(Excerpt from a dataset)
# # # # # # #
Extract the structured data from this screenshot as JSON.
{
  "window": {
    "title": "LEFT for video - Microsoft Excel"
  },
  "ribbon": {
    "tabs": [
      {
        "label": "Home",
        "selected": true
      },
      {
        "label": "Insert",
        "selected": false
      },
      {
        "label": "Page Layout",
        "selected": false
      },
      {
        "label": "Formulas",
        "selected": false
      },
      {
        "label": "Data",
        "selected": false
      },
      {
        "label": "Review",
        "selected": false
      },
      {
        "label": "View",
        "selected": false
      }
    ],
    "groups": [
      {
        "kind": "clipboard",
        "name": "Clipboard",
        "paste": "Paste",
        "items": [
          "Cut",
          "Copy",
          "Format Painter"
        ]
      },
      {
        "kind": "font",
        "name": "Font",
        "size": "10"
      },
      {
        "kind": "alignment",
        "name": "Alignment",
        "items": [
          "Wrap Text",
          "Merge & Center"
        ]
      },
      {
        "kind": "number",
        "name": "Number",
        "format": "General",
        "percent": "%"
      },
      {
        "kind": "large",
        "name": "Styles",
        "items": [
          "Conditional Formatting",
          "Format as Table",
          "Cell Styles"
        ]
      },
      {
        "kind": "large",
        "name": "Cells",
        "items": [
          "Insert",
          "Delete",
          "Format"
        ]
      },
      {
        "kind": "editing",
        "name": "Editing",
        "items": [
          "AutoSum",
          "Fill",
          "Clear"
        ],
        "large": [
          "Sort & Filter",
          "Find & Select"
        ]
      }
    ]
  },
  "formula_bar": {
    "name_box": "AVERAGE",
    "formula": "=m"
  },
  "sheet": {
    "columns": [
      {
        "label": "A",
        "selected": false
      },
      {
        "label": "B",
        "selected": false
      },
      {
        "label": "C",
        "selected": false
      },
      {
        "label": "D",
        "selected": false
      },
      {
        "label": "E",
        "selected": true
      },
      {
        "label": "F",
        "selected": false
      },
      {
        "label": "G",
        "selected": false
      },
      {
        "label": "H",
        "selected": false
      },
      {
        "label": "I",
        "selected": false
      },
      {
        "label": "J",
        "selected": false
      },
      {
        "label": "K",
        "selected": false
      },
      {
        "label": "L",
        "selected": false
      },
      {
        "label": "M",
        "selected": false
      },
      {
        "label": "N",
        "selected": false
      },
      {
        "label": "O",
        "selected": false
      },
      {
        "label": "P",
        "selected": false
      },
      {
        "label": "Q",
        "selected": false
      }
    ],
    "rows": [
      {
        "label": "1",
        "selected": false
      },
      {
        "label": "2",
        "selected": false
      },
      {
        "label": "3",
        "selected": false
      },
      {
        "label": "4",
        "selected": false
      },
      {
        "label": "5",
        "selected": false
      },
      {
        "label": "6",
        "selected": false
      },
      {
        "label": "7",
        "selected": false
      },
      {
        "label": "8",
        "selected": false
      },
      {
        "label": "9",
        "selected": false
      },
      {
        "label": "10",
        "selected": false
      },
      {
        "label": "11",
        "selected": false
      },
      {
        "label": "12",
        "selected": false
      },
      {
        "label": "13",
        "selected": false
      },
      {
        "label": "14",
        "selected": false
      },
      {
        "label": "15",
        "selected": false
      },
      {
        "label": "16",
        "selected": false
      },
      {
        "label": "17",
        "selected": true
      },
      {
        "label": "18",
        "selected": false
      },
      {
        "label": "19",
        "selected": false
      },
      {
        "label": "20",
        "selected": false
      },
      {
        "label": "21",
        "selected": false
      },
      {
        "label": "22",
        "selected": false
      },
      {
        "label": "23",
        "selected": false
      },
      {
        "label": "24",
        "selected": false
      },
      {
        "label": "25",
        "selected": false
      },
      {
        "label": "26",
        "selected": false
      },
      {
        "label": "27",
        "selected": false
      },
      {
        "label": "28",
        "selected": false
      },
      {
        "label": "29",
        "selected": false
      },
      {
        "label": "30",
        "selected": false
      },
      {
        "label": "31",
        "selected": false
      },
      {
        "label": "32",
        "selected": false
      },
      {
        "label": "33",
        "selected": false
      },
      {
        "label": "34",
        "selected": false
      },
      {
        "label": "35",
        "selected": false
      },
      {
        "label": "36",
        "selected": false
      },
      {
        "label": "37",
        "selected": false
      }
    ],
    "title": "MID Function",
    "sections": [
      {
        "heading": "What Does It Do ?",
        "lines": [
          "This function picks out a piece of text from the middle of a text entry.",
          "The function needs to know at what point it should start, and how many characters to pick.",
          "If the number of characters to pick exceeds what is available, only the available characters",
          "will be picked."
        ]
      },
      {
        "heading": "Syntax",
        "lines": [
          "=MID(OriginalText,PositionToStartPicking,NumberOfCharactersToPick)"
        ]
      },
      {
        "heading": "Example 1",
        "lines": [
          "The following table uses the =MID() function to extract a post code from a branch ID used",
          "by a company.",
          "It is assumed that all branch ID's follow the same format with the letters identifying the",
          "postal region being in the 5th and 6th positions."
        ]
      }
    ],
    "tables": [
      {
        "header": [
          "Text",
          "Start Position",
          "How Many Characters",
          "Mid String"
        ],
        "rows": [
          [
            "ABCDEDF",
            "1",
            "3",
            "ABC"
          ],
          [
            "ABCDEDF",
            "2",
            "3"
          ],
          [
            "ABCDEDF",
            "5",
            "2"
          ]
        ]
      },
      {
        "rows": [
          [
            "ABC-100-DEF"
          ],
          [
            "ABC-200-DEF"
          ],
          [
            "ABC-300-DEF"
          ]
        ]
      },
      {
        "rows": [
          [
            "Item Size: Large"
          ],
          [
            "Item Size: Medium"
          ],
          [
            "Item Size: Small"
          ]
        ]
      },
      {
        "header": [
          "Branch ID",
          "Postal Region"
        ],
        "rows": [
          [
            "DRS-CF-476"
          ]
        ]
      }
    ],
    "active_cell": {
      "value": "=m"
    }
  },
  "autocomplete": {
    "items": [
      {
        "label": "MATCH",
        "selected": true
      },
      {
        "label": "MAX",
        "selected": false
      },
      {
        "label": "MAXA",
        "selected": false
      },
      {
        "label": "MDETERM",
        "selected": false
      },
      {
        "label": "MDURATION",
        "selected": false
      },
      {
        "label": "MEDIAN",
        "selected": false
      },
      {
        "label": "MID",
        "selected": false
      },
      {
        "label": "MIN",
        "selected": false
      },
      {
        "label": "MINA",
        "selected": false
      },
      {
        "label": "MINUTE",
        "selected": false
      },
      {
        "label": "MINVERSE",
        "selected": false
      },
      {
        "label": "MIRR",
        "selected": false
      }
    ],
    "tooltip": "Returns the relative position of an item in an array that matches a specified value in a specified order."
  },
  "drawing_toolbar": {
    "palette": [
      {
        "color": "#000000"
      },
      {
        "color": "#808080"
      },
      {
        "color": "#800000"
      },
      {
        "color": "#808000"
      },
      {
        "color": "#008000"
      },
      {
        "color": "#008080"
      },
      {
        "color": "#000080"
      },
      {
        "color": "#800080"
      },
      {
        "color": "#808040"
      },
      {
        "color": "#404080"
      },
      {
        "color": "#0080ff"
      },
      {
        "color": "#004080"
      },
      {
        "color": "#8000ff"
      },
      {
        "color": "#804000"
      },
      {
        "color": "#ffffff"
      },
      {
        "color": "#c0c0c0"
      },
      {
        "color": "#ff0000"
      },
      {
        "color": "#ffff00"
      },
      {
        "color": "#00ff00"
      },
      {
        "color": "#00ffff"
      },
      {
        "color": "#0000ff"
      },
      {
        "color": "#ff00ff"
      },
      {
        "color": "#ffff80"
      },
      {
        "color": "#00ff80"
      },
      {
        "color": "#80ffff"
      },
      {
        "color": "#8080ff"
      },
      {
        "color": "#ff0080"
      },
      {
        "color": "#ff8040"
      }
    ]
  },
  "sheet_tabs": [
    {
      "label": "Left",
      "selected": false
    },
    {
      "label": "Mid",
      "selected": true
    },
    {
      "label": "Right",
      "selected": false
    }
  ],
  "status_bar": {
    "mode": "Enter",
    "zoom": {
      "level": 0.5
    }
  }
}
# # # # # # #
# [Given instruction]
Identify the lines that contain the string "heading", and copy every one of them.

# [The output]
        "heading": "What Does It Do ?",
        "heading": "Syntax",
        "heading": "Example 1",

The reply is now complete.